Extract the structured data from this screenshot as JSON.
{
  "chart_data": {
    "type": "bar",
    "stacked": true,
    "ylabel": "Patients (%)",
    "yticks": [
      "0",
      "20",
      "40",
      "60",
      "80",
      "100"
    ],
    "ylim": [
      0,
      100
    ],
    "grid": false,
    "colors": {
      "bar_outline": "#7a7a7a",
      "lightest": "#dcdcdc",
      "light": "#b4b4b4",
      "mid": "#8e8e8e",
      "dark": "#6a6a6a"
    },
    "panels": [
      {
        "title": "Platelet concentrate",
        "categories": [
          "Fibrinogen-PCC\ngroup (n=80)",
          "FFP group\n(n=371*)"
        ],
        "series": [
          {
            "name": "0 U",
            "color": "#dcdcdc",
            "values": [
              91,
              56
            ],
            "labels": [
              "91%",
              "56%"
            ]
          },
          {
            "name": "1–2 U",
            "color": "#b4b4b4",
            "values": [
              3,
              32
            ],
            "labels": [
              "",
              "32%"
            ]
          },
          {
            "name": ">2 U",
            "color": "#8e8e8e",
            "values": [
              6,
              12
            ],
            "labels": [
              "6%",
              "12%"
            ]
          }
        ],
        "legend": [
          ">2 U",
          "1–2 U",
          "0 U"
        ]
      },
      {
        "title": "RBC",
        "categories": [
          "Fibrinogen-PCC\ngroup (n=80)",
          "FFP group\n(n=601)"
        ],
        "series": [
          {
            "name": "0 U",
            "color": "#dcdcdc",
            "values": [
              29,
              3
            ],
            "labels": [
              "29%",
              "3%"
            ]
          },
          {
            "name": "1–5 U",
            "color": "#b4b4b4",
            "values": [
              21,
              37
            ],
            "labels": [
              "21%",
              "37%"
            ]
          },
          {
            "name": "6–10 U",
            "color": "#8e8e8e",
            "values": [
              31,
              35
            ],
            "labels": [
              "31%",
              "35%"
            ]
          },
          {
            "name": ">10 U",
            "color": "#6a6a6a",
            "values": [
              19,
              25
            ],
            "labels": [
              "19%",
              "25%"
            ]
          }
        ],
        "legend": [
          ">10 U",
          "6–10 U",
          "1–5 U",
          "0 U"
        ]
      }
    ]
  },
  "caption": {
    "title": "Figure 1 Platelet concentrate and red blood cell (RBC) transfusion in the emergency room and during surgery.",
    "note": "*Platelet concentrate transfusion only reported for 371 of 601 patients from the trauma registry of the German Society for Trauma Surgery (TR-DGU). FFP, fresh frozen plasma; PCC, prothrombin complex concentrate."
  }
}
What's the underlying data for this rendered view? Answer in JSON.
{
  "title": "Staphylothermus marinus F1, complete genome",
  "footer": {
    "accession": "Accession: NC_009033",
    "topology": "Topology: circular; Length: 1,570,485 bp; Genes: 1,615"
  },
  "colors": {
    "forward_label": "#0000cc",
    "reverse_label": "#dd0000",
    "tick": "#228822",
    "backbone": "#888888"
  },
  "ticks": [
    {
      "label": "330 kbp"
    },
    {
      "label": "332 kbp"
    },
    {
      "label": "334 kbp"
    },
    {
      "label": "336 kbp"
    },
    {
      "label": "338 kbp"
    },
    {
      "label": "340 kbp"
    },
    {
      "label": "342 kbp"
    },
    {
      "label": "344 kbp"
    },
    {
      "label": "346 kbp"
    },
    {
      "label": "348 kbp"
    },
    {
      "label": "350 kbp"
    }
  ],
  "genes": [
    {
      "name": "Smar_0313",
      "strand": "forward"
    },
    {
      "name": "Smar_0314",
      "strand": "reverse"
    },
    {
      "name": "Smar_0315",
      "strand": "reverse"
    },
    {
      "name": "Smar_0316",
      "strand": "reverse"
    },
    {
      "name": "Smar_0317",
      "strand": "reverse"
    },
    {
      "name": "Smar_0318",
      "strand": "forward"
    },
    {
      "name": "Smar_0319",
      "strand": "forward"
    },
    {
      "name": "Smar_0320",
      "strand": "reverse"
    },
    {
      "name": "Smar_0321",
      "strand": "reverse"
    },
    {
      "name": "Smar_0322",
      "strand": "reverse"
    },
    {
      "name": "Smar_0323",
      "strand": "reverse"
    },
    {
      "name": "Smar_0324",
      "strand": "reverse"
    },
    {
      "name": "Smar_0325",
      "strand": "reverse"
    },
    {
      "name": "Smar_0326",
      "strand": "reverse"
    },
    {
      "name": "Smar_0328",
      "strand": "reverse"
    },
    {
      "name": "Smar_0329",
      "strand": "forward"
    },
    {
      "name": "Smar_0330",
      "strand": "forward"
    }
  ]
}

- [YOUR ASSIGNMENT]: Copy each of the records above so that nothing differs from the original.

- [EXERCISE RESPONSE]:
Extract the structured data from this screenshot as JSON.
{
  "chart_data": {
    "type": "bar",
    "stacked": true,
    "ylabel": "Patients (%)",
    "yticks": [
      "0",
      "20",
      "40",
      "60",
      "80",
      "100"
    ],
    "ylim": [
      0,
      100
    ],
    "grid": false,
    "colors": {
      "bar_outline": "#7a7a7a",
      "lightest": "#dcdcdc",
      "light": "#b4b4b4",
      "mid": "#8e8e8e",
      "dark": "#6a6a6a"
    },
    "panels": [
      {
        "title": "Platelet concentrate",
        "categories": [
          "Fibrinogen-PCC\ngroup (n=80)",
          "FFP group\n(n=371*)"
        ],
        "series": [
          {
            "name": "0 U",
            "color": "#dcdcdc",
            "values": [
              91,
              56
            ],
            "labels": [
              "91%",
              "56%"
            ]
          },
          {
            "name": "1–2 U",
            "color": "#b4b4b4",
            "values": [
              3,
              32
            ],
            "labels": [
              "",
              "32%"
            ]
          },
          {
            "name": ">2 U",
            "color": "#8e8e8e",
            "values": [
              6,
              12
            ],
            "labels": [
              "6%",
              "12%"
            ]
          }
        ],
        "legend": [
          ">2 U",
          "1–2 U",
          "0 U"
        ]
      },
      {
        "title": "RBC",
        "categories": [
          "Fibrinogen-PCC\ngroup (n=80)",
          "FFP group\n(n=601)"
        ],
        "series": [
          {
            "name": "0 U",
            "color": "#dcdcdc",
            "values": [
              29,
              3
            ],
            "labels": [
              "29%",
              "3%"
            ]
          },
          {
            "name": "1–5 U",
            "color": "#b4b4b4",
            "values": [
              21,
              37
            ],
            "labels": [
              "21%",
              "37%"
            ]
          },
          {
            "name": "6–10 U",
            "color": "#8e8e8e",
            "values": [
              31,
              35
            ],
            "labels": [
              "31%",
              "35%"
            ]
          },
          {
            "name": ">10 U",
            "color": "#6a6a6a",
            "values": [
              19,
              25
            ],
            "labels": [
              "19%",
              "25%"
            ]
          }
        ],
        "legend": [
          ">10 U",
          "6–10 U",
          "1–5 U",
          "0 U"
        ]
      }
    ]
  },
  "caption": {
    "title": "Figure 1 Platelet concentrate and red blood cell (RBC) transfusion in the emergency room and during surgery.",
    "note": "*Platelet concentrate transfusion only reported for 371 of 601 patients from the trauma registry of the German Society for Trauma Surgery (TR-DGU). FFP, fresh frozen plasma; PCC, prothrombin complex concentrate."
  }
}
What's the underlying data for this rendered view? Answer in JSON.
{
  "title": "Staphylothermus marinus F1, complete genome",
  "footer": {
    "accession": "Accession: NC_009033",
    "topology": "Topology: circular; Length: 1,570,485 bp; Genes: 1,615"
  },
  "colors": {
    "forward_label": "#0000cc",
    "reverse_label": "#dd0000",
    "tick": "#228822",
    "backbone": "#888888"
  },
  "ticks": [
    {
      "label": "330 kbp"
    },
    {
      "label": "332 kbp"
    },
    {
      "label": "334 kbp"
    },
    {
      "label": "336 kbp"
    },
    {
      "label": "338 kbp"
    },
    {
      "label": "340 kbp"
    },
    {
      "label": "342 kbp"
    },
    {
      "label": "344 kbp"
    },
    {
      "label": "346 kbp"
    },
    {
      "label": "348 kbp"
    },
    {
      "label": "350 kbp"
    }
  ],
  "genes": [
    {
      "name": "Smar_0313",
      "strand": "forward"
    },
    {
      "name": "Smar_0314",
      "strand": "reverse"
    },
    {
      "name": "Smar_0315",
      "strand": "reverse"
    },
    {
      "name": "Smar_0316",
      "strand": "reverse"
    },
    {
      "name": "Smar_0317",
      "strand": "reverse"
    },
    {
      "name": "Smar_0318",
      "strand": "forward"
    },
    {
      "name": "Smar_0319",
      "strand": "forward"
    },
    {
      "name": "Smar_0320",
      "strand": "reverse"
    },
    {
      "name": "Smar_0321",
      "strand": "reverse"
    },
    {
      "name": "Smar_0322",
      "strand": "reverse"
    },
    {
      "name": "Smar_0323",
      "strand": "reverse"
    },
    {
      "name": "Smar_0324",
      "strand": "reverse"
    },
    {
      "name": "Smar_0325",
      "strand": "reverse"
    },
    {
      "name": "Smar_0326",
      "strand": "reverse"
    },
    {
      "name": "Smar_0328",
      "strand": "reverse"
    },
    {
      "name": "Smar_0329",
      "strand": "forward"
    },
    {
      "name": "Smar_0330",
      "strand": "forward"
    }
  ]
}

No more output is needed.